__Data entries__:
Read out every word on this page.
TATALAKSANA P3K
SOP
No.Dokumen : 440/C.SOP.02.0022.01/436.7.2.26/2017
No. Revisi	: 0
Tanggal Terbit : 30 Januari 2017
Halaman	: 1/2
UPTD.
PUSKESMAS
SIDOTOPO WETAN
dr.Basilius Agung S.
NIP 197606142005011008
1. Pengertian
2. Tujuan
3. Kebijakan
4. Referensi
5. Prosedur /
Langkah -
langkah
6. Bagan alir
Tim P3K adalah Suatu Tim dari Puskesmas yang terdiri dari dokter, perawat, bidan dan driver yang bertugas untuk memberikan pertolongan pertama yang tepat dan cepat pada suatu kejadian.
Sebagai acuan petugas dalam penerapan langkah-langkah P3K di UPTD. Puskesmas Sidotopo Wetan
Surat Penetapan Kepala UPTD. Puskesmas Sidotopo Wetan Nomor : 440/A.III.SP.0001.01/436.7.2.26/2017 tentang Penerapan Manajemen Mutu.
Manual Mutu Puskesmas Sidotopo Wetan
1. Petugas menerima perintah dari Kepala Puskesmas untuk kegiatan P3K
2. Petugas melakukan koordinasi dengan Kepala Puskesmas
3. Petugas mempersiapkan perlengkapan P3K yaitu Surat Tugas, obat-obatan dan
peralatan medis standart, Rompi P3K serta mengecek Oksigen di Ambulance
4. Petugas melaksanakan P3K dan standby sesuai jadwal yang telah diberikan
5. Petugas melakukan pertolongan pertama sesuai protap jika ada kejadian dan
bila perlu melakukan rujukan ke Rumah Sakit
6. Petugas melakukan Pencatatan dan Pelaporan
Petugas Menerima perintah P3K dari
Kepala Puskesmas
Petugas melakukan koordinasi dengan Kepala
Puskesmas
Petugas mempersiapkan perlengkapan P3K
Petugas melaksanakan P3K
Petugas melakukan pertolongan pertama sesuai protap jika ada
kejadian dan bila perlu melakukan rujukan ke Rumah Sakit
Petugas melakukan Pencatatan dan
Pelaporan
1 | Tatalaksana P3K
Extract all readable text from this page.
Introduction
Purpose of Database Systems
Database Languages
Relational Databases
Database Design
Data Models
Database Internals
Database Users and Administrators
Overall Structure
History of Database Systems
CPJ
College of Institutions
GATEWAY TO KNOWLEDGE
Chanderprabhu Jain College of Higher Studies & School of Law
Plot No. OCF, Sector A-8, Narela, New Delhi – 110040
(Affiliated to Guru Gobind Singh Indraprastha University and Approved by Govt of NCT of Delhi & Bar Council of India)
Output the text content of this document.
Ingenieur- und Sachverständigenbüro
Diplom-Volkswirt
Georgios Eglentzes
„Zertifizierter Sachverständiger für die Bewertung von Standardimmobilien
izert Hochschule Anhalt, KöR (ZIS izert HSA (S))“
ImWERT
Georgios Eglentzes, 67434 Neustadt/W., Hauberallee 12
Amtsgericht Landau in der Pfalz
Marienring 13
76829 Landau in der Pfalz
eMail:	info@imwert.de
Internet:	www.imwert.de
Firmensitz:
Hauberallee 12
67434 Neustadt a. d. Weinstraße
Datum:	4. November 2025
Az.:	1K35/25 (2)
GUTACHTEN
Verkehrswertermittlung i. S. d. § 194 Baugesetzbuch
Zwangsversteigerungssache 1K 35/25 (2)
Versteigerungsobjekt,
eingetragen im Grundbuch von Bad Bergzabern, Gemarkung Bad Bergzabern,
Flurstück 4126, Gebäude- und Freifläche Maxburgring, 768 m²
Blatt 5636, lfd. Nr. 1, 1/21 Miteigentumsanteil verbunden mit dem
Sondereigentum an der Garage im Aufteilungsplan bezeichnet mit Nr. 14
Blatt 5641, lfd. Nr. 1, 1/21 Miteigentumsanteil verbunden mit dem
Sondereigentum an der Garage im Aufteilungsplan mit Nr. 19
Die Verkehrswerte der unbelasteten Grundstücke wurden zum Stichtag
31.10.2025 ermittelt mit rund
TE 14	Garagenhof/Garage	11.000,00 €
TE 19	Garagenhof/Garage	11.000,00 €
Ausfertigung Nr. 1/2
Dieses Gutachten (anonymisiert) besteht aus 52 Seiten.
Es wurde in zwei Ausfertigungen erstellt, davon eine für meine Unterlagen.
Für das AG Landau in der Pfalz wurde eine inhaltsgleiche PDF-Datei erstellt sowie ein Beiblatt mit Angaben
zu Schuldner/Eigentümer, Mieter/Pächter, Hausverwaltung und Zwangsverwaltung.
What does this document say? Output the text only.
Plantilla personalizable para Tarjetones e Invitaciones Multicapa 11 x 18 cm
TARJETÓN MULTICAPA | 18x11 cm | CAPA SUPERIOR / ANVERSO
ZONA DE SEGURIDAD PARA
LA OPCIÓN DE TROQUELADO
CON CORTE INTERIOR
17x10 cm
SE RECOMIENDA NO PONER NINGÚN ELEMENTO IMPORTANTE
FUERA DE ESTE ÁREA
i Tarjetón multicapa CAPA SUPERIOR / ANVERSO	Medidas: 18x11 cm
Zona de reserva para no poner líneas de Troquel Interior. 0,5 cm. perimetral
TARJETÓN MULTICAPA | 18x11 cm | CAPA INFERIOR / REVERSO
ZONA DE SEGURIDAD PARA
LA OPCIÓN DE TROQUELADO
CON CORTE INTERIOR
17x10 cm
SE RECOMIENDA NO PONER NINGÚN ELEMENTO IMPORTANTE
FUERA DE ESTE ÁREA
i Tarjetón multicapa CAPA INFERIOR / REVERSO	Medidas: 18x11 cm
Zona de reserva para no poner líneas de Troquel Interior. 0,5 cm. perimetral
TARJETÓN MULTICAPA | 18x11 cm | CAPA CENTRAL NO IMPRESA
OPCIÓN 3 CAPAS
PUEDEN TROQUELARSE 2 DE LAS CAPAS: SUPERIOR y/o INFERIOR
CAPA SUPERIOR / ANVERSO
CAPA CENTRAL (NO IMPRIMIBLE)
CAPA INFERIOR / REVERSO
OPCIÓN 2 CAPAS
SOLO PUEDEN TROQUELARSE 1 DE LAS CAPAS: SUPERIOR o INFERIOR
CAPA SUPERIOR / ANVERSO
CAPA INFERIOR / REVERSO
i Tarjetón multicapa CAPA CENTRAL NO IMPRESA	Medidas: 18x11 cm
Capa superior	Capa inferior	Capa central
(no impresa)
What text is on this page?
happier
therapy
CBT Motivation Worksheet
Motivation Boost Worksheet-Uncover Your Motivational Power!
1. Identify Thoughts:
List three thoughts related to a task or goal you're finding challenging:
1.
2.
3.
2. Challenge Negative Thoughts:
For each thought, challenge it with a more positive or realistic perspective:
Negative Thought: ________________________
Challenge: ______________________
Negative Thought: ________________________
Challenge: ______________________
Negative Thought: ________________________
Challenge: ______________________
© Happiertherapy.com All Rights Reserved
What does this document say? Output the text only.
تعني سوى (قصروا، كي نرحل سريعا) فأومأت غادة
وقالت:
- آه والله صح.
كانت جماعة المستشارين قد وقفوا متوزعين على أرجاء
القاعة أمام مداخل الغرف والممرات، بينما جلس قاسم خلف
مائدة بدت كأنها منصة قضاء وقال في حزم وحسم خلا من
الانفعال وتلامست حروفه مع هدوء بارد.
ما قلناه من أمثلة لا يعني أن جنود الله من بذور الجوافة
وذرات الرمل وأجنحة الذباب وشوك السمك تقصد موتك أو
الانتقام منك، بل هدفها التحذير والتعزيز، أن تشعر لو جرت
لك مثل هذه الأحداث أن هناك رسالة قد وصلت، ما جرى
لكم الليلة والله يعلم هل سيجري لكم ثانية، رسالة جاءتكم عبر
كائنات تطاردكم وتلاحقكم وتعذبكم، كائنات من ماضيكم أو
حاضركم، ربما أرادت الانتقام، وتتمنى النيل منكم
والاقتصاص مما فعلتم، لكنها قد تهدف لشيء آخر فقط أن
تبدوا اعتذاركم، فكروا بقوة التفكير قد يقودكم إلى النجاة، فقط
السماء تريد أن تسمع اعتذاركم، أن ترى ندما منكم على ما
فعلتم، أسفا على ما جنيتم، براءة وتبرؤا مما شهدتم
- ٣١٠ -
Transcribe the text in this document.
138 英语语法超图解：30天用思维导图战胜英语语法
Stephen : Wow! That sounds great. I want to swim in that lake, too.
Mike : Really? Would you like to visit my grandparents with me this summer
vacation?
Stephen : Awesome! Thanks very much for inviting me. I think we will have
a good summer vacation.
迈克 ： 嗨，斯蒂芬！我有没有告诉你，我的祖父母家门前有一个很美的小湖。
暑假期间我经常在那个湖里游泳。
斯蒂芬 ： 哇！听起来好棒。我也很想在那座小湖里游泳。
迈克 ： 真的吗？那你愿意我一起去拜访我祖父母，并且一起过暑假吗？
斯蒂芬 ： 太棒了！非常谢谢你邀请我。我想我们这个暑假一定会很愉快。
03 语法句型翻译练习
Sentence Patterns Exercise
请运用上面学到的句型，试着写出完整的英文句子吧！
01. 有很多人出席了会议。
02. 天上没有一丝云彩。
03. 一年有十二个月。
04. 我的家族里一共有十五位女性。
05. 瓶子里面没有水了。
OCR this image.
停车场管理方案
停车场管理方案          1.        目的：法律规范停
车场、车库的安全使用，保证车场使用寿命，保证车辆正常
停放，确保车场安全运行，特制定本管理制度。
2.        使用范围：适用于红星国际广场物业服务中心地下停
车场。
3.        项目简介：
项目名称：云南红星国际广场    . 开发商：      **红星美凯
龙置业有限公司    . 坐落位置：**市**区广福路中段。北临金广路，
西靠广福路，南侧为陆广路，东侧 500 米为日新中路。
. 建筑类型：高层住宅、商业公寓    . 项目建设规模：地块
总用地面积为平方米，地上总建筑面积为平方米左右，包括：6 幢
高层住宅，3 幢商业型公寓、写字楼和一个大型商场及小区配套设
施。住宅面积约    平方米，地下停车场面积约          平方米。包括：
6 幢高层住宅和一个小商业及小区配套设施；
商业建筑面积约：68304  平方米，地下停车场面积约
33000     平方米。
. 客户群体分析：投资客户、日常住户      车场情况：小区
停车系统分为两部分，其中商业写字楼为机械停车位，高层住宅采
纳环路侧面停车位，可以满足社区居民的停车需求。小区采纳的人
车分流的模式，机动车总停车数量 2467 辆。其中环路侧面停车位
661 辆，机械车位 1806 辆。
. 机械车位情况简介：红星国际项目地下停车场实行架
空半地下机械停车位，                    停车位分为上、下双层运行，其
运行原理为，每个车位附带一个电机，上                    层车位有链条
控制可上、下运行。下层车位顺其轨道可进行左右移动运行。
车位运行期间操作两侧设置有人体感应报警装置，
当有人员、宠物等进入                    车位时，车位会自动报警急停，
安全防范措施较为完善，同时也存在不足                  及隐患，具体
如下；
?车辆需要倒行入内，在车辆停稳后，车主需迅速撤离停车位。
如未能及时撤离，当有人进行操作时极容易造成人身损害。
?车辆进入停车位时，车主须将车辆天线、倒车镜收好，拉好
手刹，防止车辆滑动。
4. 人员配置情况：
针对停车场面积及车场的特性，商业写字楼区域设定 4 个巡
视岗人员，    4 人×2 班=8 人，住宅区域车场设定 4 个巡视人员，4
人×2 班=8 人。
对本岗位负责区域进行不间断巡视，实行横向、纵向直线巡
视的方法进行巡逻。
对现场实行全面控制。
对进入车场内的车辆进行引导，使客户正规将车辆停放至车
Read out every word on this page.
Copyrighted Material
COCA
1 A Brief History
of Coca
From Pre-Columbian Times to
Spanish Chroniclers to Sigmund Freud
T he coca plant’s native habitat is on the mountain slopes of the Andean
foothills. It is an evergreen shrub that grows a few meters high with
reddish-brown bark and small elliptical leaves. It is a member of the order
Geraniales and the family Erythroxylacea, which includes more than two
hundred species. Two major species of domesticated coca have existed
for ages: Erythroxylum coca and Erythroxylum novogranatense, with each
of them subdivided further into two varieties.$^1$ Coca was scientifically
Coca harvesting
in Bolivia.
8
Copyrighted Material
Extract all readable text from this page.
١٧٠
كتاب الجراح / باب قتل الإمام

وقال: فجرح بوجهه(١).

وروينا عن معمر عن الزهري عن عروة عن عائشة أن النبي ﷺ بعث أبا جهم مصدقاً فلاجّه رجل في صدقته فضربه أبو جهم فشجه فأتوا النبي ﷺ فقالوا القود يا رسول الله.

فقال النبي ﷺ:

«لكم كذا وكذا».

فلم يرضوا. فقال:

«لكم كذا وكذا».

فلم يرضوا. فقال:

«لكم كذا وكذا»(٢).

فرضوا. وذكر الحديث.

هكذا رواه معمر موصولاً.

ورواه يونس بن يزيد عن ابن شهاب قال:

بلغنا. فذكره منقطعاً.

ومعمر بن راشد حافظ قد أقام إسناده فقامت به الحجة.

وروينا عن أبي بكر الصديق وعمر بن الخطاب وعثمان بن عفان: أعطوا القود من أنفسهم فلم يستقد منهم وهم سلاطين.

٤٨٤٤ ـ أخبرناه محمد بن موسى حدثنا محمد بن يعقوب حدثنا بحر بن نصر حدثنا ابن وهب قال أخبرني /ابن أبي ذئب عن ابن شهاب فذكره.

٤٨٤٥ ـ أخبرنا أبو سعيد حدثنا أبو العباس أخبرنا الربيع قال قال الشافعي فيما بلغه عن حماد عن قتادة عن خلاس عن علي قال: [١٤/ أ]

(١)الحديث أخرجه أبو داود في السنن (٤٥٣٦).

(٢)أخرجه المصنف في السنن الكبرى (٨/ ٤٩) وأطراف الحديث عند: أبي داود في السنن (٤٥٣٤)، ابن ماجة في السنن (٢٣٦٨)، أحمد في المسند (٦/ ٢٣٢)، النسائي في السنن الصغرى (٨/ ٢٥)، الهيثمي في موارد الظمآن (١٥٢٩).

__Requirements__:
Of the lines in the data above, how many contain the word "History"? Give only that figure.

__Exercise output__:
2